__Supplied records__.

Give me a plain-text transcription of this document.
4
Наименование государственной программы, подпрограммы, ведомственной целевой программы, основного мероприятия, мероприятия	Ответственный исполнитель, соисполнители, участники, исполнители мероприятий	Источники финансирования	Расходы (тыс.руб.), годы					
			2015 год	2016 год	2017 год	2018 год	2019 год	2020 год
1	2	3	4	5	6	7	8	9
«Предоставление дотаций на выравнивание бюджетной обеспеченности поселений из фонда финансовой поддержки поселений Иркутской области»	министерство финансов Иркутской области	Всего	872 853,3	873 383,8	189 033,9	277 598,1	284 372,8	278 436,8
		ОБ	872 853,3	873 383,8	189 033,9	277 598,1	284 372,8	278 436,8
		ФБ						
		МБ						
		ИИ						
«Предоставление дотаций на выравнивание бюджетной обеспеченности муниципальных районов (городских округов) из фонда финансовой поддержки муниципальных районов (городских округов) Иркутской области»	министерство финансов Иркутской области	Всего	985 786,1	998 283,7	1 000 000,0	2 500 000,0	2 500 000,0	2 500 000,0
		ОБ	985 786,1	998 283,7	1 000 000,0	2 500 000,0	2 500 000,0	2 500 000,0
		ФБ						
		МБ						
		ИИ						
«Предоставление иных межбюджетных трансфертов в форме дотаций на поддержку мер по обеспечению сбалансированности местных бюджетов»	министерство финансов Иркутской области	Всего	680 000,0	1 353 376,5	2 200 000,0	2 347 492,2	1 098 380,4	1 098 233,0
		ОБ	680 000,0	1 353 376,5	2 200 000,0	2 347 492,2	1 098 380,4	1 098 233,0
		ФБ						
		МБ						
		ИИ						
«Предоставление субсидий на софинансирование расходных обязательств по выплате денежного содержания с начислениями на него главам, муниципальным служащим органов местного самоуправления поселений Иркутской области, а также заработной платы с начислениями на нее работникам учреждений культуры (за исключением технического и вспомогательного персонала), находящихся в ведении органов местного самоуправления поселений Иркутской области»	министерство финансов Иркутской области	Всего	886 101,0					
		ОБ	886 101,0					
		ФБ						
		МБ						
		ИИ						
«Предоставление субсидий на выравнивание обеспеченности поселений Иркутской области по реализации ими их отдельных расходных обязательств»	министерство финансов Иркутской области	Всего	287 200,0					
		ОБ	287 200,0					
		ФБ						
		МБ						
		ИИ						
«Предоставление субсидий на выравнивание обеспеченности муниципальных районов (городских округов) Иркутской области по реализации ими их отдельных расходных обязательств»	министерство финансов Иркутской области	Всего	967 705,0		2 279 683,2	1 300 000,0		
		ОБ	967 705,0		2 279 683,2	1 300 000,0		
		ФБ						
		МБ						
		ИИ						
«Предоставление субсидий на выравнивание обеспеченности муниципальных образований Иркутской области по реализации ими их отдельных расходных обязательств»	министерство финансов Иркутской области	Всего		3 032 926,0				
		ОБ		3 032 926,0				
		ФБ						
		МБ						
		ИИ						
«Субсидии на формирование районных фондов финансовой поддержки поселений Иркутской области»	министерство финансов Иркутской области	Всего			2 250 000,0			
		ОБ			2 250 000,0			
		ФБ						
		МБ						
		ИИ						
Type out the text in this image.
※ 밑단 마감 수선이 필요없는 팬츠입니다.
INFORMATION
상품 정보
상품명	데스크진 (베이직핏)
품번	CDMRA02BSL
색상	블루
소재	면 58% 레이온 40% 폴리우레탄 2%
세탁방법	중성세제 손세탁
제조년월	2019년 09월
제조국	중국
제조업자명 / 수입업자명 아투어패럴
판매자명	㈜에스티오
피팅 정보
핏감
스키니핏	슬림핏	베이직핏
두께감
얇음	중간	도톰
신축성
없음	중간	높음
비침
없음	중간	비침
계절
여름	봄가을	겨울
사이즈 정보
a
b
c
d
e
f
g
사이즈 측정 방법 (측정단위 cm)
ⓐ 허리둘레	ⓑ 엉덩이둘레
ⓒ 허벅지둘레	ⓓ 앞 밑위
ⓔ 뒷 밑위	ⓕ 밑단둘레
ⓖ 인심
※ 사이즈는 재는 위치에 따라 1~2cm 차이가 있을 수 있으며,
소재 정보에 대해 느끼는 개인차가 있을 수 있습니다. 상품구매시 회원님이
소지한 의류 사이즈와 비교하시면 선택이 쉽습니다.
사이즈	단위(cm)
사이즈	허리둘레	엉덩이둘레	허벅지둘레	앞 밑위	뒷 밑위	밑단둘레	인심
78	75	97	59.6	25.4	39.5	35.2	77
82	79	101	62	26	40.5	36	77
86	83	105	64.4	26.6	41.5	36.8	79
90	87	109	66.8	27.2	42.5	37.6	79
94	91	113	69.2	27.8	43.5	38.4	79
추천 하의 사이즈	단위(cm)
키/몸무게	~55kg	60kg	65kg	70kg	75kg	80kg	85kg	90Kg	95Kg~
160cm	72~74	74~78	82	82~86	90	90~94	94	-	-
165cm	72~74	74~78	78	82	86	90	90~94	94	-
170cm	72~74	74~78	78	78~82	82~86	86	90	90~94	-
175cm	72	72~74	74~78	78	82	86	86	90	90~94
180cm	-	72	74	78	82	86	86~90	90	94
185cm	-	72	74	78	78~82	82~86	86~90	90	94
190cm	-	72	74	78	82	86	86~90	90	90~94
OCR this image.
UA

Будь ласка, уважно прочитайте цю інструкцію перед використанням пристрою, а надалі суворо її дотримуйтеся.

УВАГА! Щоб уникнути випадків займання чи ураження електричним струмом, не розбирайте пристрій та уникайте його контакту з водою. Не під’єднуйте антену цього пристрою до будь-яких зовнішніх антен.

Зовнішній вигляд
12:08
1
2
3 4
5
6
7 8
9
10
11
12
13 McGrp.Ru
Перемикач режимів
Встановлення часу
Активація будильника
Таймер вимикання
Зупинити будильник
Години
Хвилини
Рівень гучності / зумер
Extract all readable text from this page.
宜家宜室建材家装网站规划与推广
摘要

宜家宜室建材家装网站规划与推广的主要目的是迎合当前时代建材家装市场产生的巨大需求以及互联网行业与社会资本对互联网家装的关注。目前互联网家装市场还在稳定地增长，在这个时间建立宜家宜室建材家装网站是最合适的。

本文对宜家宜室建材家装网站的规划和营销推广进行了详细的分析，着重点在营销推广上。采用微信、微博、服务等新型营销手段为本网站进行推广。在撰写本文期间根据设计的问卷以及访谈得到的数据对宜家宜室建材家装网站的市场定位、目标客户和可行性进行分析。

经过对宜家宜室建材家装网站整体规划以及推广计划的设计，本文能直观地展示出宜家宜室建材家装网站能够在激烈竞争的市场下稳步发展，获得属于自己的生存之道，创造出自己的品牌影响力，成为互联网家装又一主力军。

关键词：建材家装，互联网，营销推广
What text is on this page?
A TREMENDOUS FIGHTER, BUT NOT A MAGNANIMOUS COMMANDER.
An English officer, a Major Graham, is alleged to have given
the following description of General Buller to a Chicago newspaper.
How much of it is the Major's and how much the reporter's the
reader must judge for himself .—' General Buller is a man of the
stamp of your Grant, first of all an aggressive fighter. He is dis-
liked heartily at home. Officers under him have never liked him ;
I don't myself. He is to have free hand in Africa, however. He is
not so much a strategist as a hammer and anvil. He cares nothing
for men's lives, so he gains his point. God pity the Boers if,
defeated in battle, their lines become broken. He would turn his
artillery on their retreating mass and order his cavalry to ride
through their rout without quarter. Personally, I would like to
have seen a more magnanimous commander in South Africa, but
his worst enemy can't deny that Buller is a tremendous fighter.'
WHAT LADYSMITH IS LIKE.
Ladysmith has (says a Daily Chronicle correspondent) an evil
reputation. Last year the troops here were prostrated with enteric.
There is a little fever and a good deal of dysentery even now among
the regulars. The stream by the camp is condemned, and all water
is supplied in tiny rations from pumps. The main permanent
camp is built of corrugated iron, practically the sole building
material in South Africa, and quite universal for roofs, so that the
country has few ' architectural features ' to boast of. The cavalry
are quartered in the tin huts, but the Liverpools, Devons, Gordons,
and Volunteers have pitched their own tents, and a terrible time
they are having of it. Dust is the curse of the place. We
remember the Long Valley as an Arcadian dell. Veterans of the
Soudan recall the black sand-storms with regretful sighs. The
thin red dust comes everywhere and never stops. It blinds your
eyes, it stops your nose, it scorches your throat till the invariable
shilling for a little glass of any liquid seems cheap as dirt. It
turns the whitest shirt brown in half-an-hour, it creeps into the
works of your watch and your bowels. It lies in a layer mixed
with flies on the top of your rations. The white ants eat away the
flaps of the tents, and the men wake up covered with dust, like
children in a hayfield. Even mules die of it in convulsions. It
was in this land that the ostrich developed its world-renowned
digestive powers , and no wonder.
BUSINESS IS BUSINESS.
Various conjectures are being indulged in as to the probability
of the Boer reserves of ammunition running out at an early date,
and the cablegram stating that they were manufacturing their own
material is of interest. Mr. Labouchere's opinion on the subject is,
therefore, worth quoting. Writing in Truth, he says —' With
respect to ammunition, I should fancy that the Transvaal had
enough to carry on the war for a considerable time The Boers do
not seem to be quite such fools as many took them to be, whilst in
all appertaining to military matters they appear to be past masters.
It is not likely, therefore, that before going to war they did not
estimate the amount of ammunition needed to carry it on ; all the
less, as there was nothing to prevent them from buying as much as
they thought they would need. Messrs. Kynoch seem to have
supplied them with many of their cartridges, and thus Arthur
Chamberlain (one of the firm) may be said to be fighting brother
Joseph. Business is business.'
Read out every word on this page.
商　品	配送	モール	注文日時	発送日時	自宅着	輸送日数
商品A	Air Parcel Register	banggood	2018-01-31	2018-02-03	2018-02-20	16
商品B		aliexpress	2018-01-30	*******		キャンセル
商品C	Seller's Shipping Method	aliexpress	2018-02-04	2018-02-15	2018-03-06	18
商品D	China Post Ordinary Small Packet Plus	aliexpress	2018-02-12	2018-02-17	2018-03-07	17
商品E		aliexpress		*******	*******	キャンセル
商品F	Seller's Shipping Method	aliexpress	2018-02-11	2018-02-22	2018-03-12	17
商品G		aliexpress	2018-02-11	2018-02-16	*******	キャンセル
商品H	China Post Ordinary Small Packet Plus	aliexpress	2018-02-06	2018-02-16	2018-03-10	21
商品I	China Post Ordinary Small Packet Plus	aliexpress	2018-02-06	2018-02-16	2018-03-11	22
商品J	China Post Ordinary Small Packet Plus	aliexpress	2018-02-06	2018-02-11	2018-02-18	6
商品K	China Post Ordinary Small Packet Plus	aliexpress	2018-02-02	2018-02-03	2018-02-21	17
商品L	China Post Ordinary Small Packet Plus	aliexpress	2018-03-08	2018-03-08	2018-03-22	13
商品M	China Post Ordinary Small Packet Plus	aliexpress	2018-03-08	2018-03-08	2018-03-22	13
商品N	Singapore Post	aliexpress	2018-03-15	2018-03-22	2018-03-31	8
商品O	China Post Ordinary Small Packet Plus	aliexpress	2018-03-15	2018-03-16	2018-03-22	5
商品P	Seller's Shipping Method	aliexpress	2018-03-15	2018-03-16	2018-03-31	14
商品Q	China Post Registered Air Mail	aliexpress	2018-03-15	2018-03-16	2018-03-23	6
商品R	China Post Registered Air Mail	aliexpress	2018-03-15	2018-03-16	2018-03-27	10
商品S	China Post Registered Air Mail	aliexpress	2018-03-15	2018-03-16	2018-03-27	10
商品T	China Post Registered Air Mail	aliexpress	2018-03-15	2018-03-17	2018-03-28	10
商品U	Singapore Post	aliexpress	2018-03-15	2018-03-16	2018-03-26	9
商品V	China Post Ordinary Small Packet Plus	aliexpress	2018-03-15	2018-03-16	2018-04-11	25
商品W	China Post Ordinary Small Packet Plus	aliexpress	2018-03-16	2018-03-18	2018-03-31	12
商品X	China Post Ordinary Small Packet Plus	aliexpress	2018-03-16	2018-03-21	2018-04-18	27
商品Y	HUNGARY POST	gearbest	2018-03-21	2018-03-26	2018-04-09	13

__Given instruction__. Each line above that includes "муниципальных" should be shown.

__Exercise result__.
«Предоставление дотаций на выравнивание бюджетной обеспеченности муниципальных районов (городских округов) из фонда финансовой поддержки муниципальных районов (городских округов) Иркутской области»	министерство финансов Иркутской области	Всего	985 786,1	998 283,7	1 000 000,0	2 500 000,0	2 500 000,0	2 500 000,0
«Предоставление субсидий на выравнивание обеспеченности муниципальных районов (городских округов) Иркутской области по реализации ими их отдельных расходных обязательств»	министерство финансов Иркутской области	Всего	967 705,0		2 279 683,2	1 300 000,0		
«Предоставление субсидий на выравнивание обеспеченности муниципальных образований Иркутской области по реализации ими их отдельных расходных обязательств»	министерство финансов Иркутской области	Всего		3 032 926,0				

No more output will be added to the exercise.